Output all the entries word for word. Omit the pictures.

— BEGIN —

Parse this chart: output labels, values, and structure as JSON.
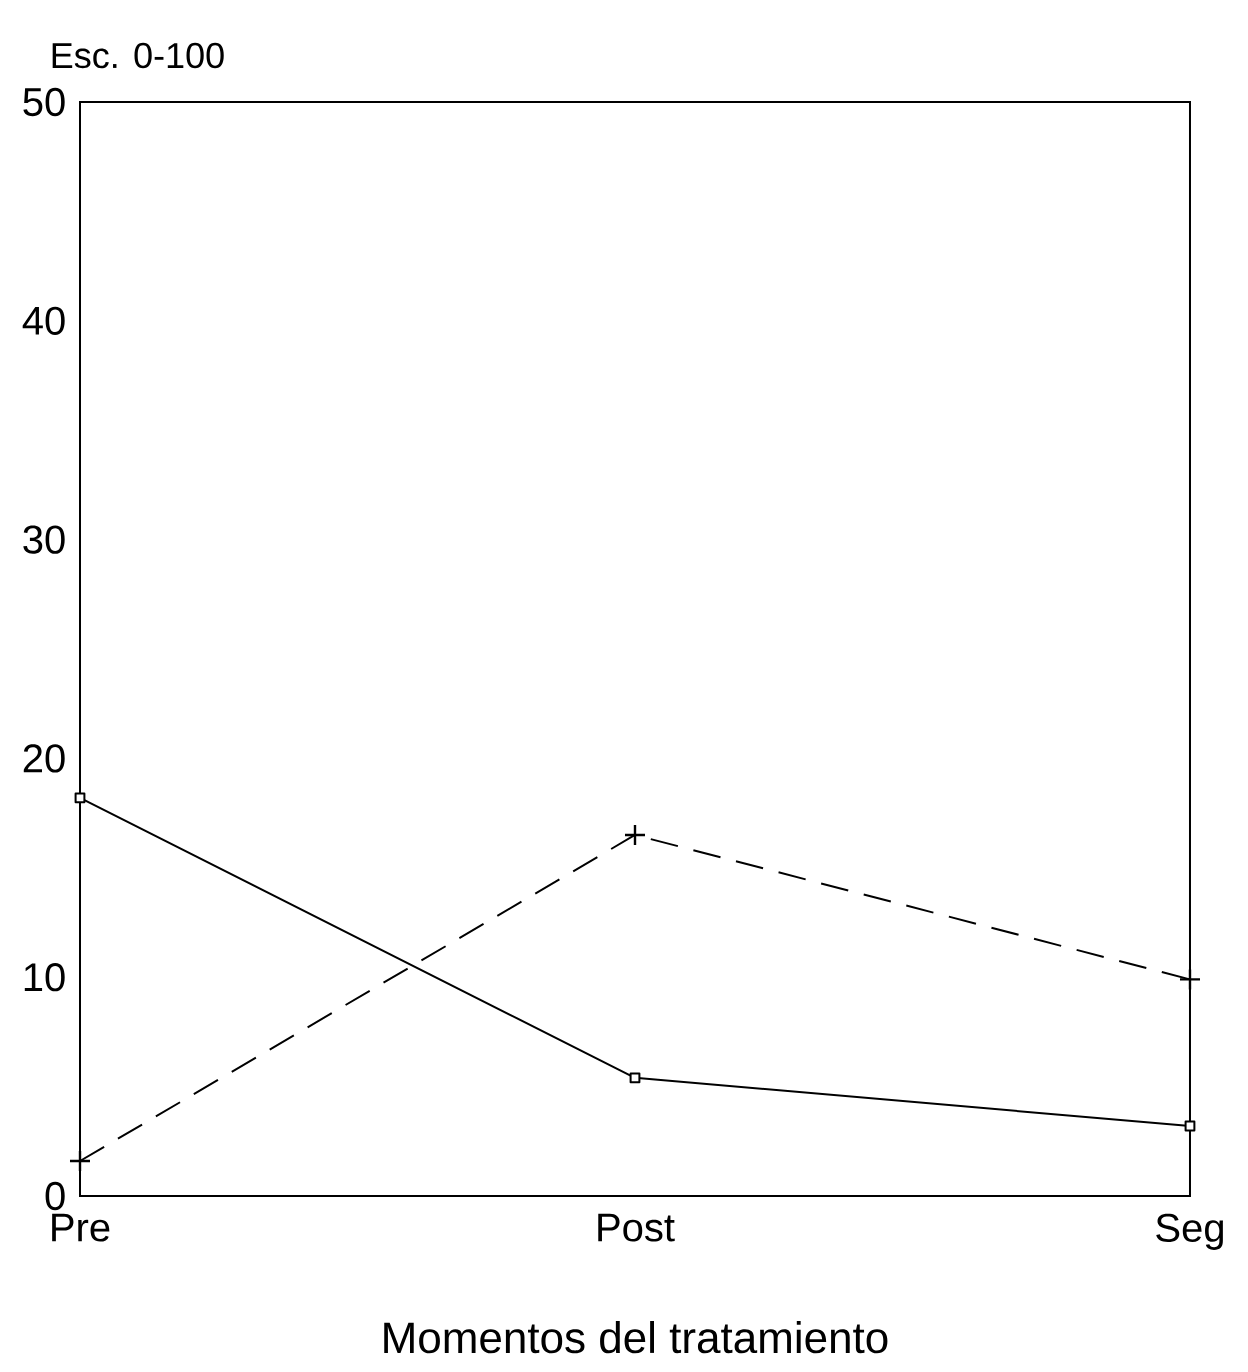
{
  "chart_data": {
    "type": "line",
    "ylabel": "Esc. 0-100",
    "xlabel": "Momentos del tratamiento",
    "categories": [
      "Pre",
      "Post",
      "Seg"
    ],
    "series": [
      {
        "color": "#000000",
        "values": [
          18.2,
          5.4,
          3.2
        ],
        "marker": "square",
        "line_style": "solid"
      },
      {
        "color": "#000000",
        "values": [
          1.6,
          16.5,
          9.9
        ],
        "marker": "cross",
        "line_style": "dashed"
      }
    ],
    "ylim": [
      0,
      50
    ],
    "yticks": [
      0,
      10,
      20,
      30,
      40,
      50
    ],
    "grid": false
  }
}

— END —

RESPONSE BELOW
Parse this chart: output labels, values, and structure as JSON.
{
  "chart_data": {
    "type": "line",
    "ylabel": "Esc. 0-100",
    "xlabel": "Momentos del tratamiento",
    "categories": [
      "Pre",
      "Post",
      "Seg"
    ],
    "series": [
      {
        "color": "#000000",
        "values": [
          18.2,
          5.4,
          3.2
        ],
        "marker": "square",
        "line_style": "solid"
      },
      {
        "color": "#000000",
        "values": [
          1.6,
          16.5,
          9.9
        ],
        "marker": "cross",
        "line_style": "dashed"
      }
    ],
    "ylim": [
      0,
      50
    ],
    "yticks": [
      0,
      10,
      20,
      30,
      40,
      50
    ],
    "grid": false
  }
}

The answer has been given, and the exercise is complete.